▶ **Given request**:
List the lines of the records as a numbered list, from the line containing "x-tick-label: 3,200 (504, 360, 530, 369)" through the line containing "table-cell: 3,800만 원 미만 (527, 60, 696, 91)", both included, leaving out any blank lines.

▶ **Records shown**:

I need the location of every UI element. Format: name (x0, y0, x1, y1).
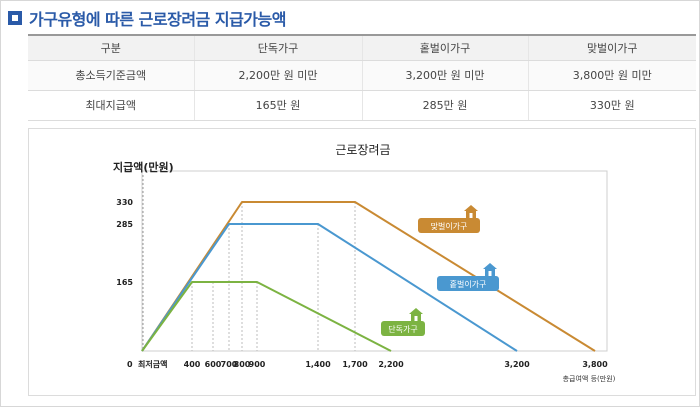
x-tick-label: 3,200 (504, 360, 530, 369)
x-axis-label: 총급여액 등(만원) (563, 374, 616, 383)
series-tag: 맞벌이가구 (418, 205, 480, 233)
table-cell: 165만 원 (193, 90, 362, 121)
table-cell: 3,200만 원 미만 (361, 60, 528, 91)
x-tick-label: 1,700 (342, 360, 368, 369)
x-tick-label: 3,800 (582, 360, 608, 369)
y-tick-label: 285 (116, 220, 133, 229)
series-tag: 홑벌이가구 (437, 263, 499, 291)
series-line (141, 223, 518, 352)
table-cell: 최대지급액 (28, 90, 194, 121)
x-tick-label: 600 (205, 360, 222, 369)
origin-tag-label: 최저금액 (138, 359, 167, 369)
table-header: 홑벌이가구 (361, 34, 528, 61)
x-tick-label: 1,400 (305, 360, 331, 369)
page-title: 가구유형에 따른 근로장려금 지급가능액 (29, 10, 286, 29)
house-icon (464, 205, 478, 218)
table-cell: 총소득기준금액 (28, 60, 194, 91)
y-tick-label: 330 (116, 198, 133, 207)
section-header: 가구유형에 따른 근로장려금 지급가능액 (0, 0, 700, 36)
table-header-row: 구분 단독가구 홑벌이가구 맞벌이가구 (28, 34, 696, 61)
table-row: 최대지급액 165만 원 285만 원 330만 원 (28, 90, 696, 121)
table-cell: 3,800만 원 미만 (527, 60, 696, 91)
series-tag-label: 맞벌이가구 (431, 221, 468, 231)
x-tick-label: 900 (249, 360, 266, 369)
income-criteria-table: 구분 단독가구 홑벌이가구 맞벌이가구 총소득기준금액 2,200만 원 미만 … (28, 34, 696, 121)
x-tick-label: 2,200 (378, 360, 404, 369)
chart-title: 근로장려금 (335, 143, 390, 157)
house-icon (483, 263, 497, 276)
table-row: 총소득기준금액 2,200만 원 미만 3,200만 원 미만 3,800만 원… (28, 60, 696, 91)
table-header: 구분 (28, 34, 194, 61)
y-tick-label: 165 (116, 278, 133, 287)
series-tag-label: 홑벌이가구 (450, 279, 487, 289)
table-cell: 330만 원 (527, 90, 696, 121)
series-tag-label: 단독가구 (388, 324, 417, 334)
y-axis-label: 지급액(만원) (113, 160, 174, 174)
x-tick-label: 800 (234, 360, 251, 369)
series-tag: 단독가구 (381, 308, 425, 336)
house-icon (409, 308, 423, 321)
square-bullet-icon (8, 11, 22, 25)
x-tick-label: 700 (221, 360, 238, 369)
series-line (141, 281, 392, 352)
table-header: 맞벌이가구 (527, 34, 696, 61)
table-header: 단독가구 (193, 34, 362, 61)
table-cell: 2,200만 원 미만 (193, 60, 362, 91)
plot-area (141, 170, 608, 352)
x-tick-label: 400 (184, 360, 201, 369)
table-cell: 285만 원 (361, 90, 528, 121)
origin-label: 0 (127, 360, 133, 369)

▶ **Written solution**:
1. x-tick-label: 3,200 (504, 360, 530, 369)
2. x-axis-label: 총급여액 등(만원) (563, 374, 616, 383)
3. series-tag: 맞벌이가구 (418, 205, 480, 233)
4. table-cell: 165만 원 (193, 90, 362, 121)
5. table-cell: 3,200만 원 미만 (361, 60, 528, 91)
6. x-tick-label: 1,700 (342, 360, 368, 369)
7. x-tick-label: 3,800 (582, 360, 608, 369)
8. y-tick-label: 285 (116, 220, 133, 229)
9. series-tag: 홑벌이가구 (437, 263, 499, 291)
10. series-line (141, 223, 518, 352)
11. table-cell: 최대지급액 (28, 90, 194, 121)
12. x-tick-label: 600 (205, 360, 222, 369)
13. origin-tag-label: 최저금액 (138, 359, 167, 369)
14. table-header: 홑벌이가구 (361, 34, 528, 61)
15. x-tick-label: 1,400 (305, 360, 331, 369)
16. page-title: 가구유형에 따른 근로장려금 지급가능액 (29, 10, 286, 29)
17. house-icon (464, 205, 478, 218)
18. table-cell: 총소득기준금액 (28, 60, 194, 91)
19. y-tick-label: 330 (116, 198, 133, 207)
20. section-header: 가구유형에 따른 근로장려금 지급가능액 (0, 0, 700, 36)
21. table-header-row: 구분 단독가구 홑벌이가구 맞벌이가구 (28, 34, 696, 61)
22. table-row: 최대지급액 165만 원 285만 원 330만 원 (28, 90, 696, 121)
23. table-cell: 3,800만 원 미만 (527, 60, 696, 91)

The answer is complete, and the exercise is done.